━━ MATERIAL SUPPLIED ━━

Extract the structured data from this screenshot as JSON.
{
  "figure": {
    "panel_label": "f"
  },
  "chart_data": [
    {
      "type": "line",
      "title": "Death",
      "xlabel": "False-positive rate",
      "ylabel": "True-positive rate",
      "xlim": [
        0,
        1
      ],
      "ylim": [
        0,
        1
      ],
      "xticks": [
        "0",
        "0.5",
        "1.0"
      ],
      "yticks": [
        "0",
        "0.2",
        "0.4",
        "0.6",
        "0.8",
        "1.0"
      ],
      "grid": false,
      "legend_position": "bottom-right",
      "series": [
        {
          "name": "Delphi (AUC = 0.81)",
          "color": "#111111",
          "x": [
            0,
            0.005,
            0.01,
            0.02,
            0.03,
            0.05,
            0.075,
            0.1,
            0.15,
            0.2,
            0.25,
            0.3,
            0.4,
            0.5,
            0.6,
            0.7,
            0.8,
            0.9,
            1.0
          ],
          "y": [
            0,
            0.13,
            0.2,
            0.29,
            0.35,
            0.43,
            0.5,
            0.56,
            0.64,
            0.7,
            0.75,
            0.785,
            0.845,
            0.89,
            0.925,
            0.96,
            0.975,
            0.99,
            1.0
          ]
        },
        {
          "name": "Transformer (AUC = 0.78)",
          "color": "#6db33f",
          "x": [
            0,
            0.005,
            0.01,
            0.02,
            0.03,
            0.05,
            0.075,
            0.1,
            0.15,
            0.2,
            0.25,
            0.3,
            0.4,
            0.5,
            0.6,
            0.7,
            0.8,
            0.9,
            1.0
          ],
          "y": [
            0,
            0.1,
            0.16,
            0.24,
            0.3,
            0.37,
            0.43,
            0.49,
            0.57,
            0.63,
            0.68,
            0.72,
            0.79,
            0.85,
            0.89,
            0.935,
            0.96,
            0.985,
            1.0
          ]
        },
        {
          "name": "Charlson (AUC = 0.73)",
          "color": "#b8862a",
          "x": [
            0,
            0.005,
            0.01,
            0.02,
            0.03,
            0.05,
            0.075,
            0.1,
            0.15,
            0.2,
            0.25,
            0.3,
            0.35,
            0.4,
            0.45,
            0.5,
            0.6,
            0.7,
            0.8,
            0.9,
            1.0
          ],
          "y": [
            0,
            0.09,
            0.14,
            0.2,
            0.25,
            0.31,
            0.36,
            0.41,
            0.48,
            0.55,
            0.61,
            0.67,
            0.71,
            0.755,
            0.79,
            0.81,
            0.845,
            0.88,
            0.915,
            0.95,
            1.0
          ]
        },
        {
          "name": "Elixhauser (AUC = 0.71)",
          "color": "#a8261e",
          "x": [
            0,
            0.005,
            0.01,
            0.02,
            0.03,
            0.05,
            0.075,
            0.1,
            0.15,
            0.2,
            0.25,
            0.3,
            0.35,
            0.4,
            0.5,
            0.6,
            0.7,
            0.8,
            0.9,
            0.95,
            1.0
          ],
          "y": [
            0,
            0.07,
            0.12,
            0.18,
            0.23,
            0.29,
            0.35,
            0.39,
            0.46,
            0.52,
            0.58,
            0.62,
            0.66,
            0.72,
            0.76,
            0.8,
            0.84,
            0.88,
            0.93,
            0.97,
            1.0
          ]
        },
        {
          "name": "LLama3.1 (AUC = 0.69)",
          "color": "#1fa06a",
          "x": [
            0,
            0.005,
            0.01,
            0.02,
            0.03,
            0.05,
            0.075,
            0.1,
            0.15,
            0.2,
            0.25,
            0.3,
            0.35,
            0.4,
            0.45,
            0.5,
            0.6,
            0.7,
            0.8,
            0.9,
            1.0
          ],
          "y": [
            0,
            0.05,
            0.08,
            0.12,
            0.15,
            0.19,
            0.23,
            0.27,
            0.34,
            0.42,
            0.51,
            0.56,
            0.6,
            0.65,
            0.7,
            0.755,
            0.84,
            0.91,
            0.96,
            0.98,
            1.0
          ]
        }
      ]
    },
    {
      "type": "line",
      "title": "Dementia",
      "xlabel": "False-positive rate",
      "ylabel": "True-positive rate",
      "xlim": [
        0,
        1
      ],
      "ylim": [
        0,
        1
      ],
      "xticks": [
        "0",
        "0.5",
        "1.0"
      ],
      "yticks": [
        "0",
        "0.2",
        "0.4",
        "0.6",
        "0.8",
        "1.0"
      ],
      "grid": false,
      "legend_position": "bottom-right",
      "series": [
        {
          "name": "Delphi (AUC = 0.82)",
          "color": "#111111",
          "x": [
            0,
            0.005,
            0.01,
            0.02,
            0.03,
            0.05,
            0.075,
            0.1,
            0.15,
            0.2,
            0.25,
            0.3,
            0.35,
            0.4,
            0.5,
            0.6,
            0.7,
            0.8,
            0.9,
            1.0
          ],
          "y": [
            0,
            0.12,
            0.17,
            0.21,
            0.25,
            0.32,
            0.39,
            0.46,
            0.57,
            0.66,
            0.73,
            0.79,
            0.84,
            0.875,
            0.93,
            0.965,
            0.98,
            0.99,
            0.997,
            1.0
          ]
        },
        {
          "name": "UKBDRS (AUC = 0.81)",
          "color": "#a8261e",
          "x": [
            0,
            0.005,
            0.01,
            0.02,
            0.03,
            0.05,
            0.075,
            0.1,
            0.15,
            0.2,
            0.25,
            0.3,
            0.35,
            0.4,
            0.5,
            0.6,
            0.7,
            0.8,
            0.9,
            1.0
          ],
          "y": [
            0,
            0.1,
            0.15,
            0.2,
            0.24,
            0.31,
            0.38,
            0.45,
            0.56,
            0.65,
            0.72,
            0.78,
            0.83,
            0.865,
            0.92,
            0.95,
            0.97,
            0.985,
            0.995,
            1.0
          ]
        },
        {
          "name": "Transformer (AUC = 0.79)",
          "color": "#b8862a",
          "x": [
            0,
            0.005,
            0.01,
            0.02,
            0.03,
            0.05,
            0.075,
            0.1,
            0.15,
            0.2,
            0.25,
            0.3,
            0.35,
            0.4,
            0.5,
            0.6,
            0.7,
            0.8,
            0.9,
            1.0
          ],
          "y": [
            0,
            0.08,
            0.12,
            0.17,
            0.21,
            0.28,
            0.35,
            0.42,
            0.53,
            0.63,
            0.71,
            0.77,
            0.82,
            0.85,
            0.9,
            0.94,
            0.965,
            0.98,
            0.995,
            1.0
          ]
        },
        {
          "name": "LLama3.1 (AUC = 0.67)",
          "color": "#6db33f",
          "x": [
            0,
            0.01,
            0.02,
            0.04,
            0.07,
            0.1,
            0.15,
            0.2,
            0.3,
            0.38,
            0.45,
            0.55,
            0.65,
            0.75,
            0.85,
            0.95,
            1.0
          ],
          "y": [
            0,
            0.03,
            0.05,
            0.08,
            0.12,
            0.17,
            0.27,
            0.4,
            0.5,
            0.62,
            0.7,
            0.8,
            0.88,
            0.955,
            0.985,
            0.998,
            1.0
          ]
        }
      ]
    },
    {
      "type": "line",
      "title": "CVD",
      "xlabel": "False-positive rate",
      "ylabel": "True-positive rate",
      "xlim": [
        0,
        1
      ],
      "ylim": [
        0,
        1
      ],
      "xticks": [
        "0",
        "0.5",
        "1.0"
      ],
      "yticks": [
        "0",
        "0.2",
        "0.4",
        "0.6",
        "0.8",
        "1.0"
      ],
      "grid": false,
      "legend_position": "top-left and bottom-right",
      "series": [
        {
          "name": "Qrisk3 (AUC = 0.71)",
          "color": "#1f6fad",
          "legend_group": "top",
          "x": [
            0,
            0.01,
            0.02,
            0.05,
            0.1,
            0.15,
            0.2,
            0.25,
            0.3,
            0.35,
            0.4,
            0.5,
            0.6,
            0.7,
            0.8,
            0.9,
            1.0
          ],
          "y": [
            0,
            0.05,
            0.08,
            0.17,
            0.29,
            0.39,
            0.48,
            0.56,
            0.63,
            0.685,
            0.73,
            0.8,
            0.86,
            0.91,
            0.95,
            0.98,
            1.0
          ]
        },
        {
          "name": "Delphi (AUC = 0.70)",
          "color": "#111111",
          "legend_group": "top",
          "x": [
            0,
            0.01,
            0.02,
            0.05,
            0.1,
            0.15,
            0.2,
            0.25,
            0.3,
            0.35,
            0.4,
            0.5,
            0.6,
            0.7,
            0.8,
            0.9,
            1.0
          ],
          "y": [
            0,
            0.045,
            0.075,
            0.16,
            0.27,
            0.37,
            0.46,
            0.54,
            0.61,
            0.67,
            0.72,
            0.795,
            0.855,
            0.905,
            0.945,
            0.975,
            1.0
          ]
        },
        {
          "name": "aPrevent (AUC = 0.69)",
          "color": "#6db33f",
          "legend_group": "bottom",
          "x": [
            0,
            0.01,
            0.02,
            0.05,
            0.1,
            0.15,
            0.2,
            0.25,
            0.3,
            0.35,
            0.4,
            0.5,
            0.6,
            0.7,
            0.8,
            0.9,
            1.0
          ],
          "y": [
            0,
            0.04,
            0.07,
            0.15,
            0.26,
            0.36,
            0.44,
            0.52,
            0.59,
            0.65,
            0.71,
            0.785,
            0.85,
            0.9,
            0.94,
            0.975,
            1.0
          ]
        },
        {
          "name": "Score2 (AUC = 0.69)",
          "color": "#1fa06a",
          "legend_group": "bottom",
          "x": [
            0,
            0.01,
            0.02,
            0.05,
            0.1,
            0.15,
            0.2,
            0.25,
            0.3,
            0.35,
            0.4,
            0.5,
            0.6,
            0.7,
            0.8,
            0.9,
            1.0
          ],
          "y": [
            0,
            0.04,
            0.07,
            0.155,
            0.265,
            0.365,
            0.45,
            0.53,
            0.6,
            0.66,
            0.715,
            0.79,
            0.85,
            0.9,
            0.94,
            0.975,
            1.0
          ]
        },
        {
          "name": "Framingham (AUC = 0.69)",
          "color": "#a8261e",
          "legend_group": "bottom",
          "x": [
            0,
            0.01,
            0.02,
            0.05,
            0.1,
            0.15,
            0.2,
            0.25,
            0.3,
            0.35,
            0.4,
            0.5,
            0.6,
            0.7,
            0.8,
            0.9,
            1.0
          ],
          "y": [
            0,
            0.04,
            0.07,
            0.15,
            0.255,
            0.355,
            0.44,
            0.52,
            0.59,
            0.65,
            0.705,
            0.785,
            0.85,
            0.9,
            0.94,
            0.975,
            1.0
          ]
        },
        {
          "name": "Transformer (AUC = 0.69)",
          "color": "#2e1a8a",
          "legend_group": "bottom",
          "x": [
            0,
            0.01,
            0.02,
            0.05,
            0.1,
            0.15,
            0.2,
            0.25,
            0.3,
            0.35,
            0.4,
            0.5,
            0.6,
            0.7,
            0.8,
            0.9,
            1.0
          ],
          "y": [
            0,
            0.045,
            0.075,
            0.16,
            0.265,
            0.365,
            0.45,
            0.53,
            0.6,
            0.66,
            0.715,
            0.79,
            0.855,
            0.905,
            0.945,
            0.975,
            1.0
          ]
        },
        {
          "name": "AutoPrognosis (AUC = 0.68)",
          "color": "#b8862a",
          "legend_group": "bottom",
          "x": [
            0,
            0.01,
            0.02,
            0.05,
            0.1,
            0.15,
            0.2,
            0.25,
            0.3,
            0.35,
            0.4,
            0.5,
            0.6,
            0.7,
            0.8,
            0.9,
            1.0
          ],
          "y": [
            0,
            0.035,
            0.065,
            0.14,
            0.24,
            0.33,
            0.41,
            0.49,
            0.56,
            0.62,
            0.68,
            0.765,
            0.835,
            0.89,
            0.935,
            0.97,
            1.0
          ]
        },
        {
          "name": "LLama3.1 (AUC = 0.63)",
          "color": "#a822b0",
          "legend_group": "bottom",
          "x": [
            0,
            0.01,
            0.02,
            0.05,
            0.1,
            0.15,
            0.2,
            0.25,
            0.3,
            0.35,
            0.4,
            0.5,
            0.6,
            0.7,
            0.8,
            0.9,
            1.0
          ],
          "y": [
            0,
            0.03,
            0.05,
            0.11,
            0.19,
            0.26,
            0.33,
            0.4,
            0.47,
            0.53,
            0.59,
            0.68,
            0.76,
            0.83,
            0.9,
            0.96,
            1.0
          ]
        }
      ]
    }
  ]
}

━━━

TASK TO COMPLETE:
Using the material above, report each line where "title" occurs.

EXERCISE RESPONSE:
      "title": "Death",
      "title": "Dementia",
      "title": "CVD",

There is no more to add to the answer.